◆ Exercise ◆
Repeat each entry word for word. Leave any images out of the copy.

◆ Materials provided ◆
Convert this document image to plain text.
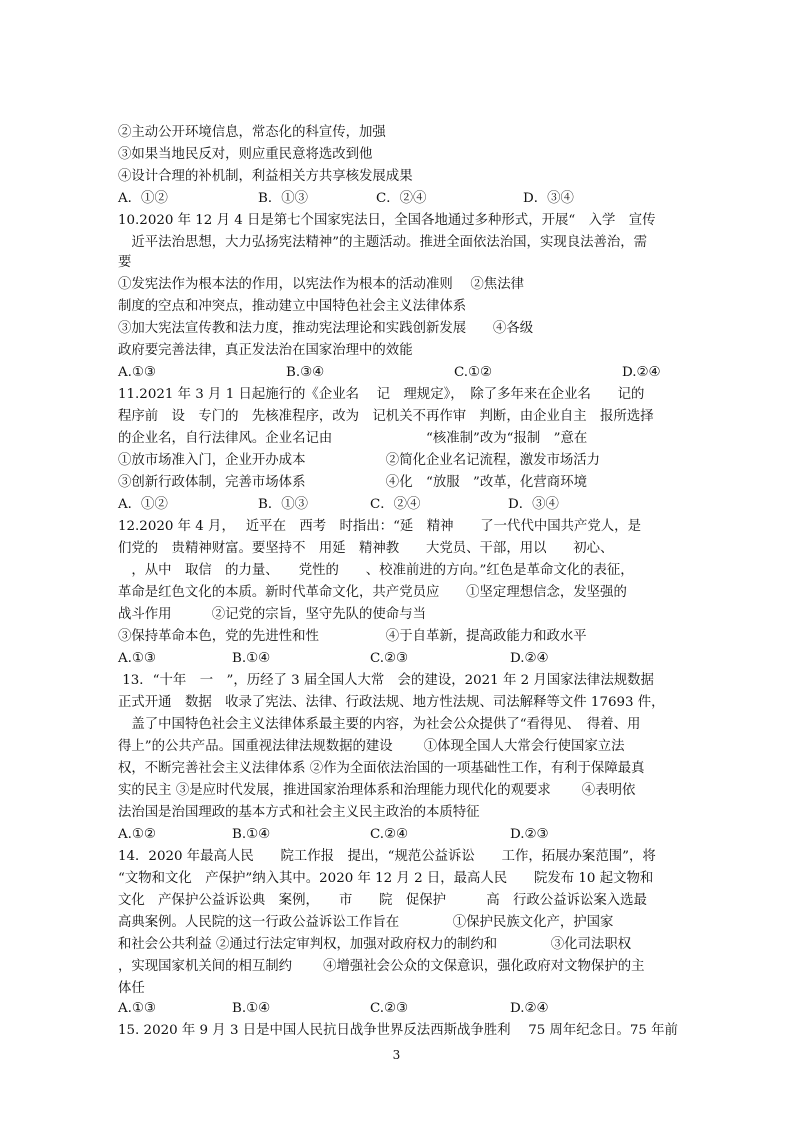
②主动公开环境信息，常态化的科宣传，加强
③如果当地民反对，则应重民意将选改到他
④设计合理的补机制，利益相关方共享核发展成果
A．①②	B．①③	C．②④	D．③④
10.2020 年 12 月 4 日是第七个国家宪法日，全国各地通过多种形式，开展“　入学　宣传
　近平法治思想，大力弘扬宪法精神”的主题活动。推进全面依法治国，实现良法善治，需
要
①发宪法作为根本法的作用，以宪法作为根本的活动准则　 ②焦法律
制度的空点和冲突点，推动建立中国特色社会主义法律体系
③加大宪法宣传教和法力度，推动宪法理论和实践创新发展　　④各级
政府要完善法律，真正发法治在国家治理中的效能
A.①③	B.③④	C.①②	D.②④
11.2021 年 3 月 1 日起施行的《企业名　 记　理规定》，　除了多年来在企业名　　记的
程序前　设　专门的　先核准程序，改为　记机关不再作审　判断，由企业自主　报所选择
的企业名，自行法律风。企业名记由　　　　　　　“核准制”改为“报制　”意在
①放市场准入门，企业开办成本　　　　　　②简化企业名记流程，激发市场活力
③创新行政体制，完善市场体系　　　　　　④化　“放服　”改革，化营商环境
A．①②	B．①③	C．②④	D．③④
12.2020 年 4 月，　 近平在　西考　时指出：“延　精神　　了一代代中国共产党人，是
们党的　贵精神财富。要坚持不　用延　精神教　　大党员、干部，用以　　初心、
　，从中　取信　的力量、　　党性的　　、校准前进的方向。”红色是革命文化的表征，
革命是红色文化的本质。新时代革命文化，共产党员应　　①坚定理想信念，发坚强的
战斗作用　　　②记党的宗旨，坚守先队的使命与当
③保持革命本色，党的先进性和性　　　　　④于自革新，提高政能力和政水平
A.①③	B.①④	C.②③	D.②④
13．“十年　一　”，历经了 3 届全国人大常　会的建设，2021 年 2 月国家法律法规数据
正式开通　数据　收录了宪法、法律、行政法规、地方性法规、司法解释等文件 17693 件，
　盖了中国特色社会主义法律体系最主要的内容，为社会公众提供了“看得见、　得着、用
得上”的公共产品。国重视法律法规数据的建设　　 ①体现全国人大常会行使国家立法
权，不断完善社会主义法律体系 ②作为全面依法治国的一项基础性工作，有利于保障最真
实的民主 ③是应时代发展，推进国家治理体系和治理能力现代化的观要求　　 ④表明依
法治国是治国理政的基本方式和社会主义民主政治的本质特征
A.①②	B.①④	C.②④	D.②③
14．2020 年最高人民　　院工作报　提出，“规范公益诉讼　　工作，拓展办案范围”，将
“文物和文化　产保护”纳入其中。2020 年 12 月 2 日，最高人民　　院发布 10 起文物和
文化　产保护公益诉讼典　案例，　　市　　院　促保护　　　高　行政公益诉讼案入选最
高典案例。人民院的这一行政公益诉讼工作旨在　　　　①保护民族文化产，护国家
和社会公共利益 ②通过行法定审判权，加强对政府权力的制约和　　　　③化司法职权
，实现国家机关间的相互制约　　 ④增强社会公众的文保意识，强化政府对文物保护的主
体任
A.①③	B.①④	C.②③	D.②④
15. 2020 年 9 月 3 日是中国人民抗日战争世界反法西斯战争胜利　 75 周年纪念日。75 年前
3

◆ Exercise solution ◆
Convert this document image to plain text.
②主动公开环境信息，常态化的科宣传，加强
③如果当地民反对，则应重民意将选改到他
④设计合理的补机制，利益相关方共享核发展成果
A．①②	B．①③	C．②④	D．③④
10.2020 年 12 月 4 日是第七个国家宪法日，全国各地通过多种形式，开展“　入学　宣传
　近平法治思想，大力弘扬宪法精神”的主题活动。推进全面依法治国，实现良法善治，需
要
①发宪法作为根本法的作用，以宪法作为根本的活动准则　 ②焦法律
制度的空点和冲突点，推动建立中国特色社会主义法律体系
③加大宪法宣传教和法力度，推动宪法理论和实践创新发展　　④各级
政府要完善法律，真正发法治在国家治理中的效能
A.①③	B.③④	C.①②	D.②④
11.2021 年 3 月 1 日起施行的《企业名　 记　理规定》，　除了多年来在企业名　　记的
程序前　设　专门的　先核准程序，改为　记机关不再作审　判断，由企业自主　报所选择
的企业名，自行法律风。企业名记由　　　　　　　“核准制”改为“报制　”意在
①放市场准入门，企业开办成本　　　　　　②简化企业名记流程，激发市场活力
③创新行政体制，完善市场体系　　　　　　④化　“放服　”改革，化营商环境
A．①②	B．①③	C．②④	D．③④
12.2020 年 4 月，　 近平在　西考　时指出：“延　精神　　了一代代中国共产党人，是
们党的　贵精神财富。要坚持不　用延　精神教　　大党员、干部，用以　　初心、
　，从中　取信　的力量、　　党性的　　、校准前进的方向。”红色是革命文化的表征，
革命是红色文化的本质。新时代革命文化，共产党员应　　①坚定理想信念，发坚强的
战斗作用　　　②记党的宗旨，坚守先队的使命与当
③保持革命本色，党的先进性和性　　　　　④于自革新，提高政能力和政水平
A.①③	B.①④	C.②③	D.②④
13．“十年　一　”，历经了 3 届全国人大常　会的建设，2021 年 2 月国家法律法规数据
正式开通　数据　收录了宪法、法律、行政法规、地方性法规、司法解释等文件 17693 件，
　盖了中国特色社会主义法律体系最主要的内容，为社会公众提供了“看得见、　得着、用
得上”的公共产品。国重视法律法规数据的建设　　 ①体现全国人大常会行使国家立法
权，不断完善社会主义法律体系 ②作为全面依法治国的一项基础性工作，有利于保障最真
实的民主 ③是应时代发展，推进国家治理体系和治理能力现代化的观要求　　 ④表明依
法治国是治国理政的基本方式和社会主义民主政治的本质特征
A.①②	B.①④	C.②④	D.②③
14．2020 年最高人民　　院工作报　提出，“规范公益诉讼　　工作，拓展办案范围”，将
“文物和文化　产保护”纳入其中。2020 年 12 月 2 日，最高人民　　院发布 10 起文物和
文化　产保护公益诉讼典　案例，　　市　　院　促保护　　　高　行政公益诉讼案入选最
高典案例。人民院的这一行政公益诉讼工作旨在　　　　①保护民族文化产，护国家
和社会公共利益 ②通过行法定审判权，加强对政府权力的制约和　　　　③化司法职权
，实现国家机关间的相互制约　　 ④增强社会公众的文保意识，强化政府对文物保护的主
体任
A.①③	B.①④	C.②③	D.②④
15. 2020 年 9 月 3 日是中国人民抗日战争世界反法西斯战争胜利　 75 周年纪念日。75 年前
3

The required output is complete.